(Dataset entries)
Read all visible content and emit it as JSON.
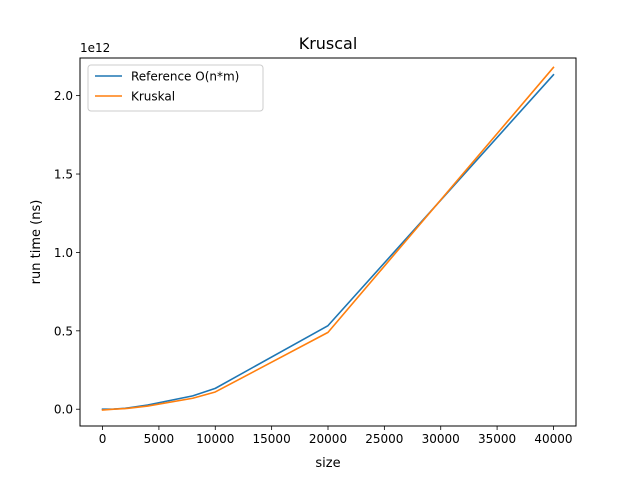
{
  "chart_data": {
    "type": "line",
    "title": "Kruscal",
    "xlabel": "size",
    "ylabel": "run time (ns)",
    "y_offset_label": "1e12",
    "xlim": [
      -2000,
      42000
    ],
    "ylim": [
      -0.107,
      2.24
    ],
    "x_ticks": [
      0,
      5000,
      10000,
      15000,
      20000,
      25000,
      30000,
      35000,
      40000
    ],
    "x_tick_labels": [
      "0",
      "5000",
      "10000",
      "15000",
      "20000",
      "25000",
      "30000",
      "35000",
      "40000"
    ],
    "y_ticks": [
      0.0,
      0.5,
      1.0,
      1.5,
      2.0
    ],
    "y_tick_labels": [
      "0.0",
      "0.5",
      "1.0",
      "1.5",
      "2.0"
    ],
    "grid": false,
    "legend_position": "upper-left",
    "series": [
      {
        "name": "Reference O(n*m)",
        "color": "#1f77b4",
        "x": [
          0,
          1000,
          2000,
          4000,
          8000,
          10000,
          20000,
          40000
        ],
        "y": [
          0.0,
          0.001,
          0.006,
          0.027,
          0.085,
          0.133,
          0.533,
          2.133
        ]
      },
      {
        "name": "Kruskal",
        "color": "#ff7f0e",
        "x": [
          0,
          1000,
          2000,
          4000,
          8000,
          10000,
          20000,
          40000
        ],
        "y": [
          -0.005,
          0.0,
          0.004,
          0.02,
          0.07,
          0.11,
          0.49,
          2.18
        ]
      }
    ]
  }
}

---

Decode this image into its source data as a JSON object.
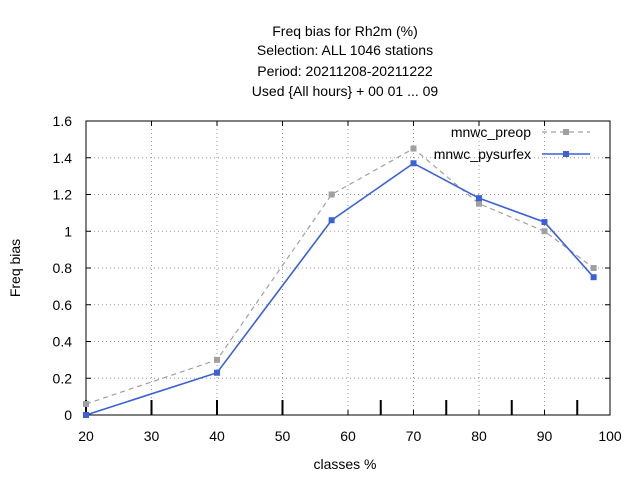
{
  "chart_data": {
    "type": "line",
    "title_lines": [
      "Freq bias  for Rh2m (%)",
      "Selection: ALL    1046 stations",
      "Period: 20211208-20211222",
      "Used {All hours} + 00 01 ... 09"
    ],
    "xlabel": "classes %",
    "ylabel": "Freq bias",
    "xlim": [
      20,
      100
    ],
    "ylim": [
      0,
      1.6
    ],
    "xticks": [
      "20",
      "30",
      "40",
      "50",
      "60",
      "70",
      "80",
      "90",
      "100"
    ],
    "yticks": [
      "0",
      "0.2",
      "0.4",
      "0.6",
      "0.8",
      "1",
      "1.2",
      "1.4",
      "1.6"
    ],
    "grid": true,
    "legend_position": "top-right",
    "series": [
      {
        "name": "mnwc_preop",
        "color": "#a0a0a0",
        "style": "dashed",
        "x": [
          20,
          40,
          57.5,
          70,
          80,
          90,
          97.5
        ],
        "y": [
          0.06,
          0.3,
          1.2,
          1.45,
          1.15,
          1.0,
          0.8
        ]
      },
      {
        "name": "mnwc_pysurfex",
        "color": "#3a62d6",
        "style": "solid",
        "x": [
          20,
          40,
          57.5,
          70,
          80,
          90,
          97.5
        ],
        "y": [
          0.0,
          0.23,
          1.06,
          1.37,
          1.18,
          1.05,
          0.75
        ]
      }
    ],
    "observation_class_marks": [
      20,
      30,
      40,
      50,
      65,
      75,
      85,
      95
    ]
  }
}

=== GIVEN TASK ===
Pick out the lines that include the word "JSON" and write them out.

=== ANSWER FOR THIS EXERCISE ===
Read all visible content and emit it as JSON.
Decode this image into its source data as a JSON object.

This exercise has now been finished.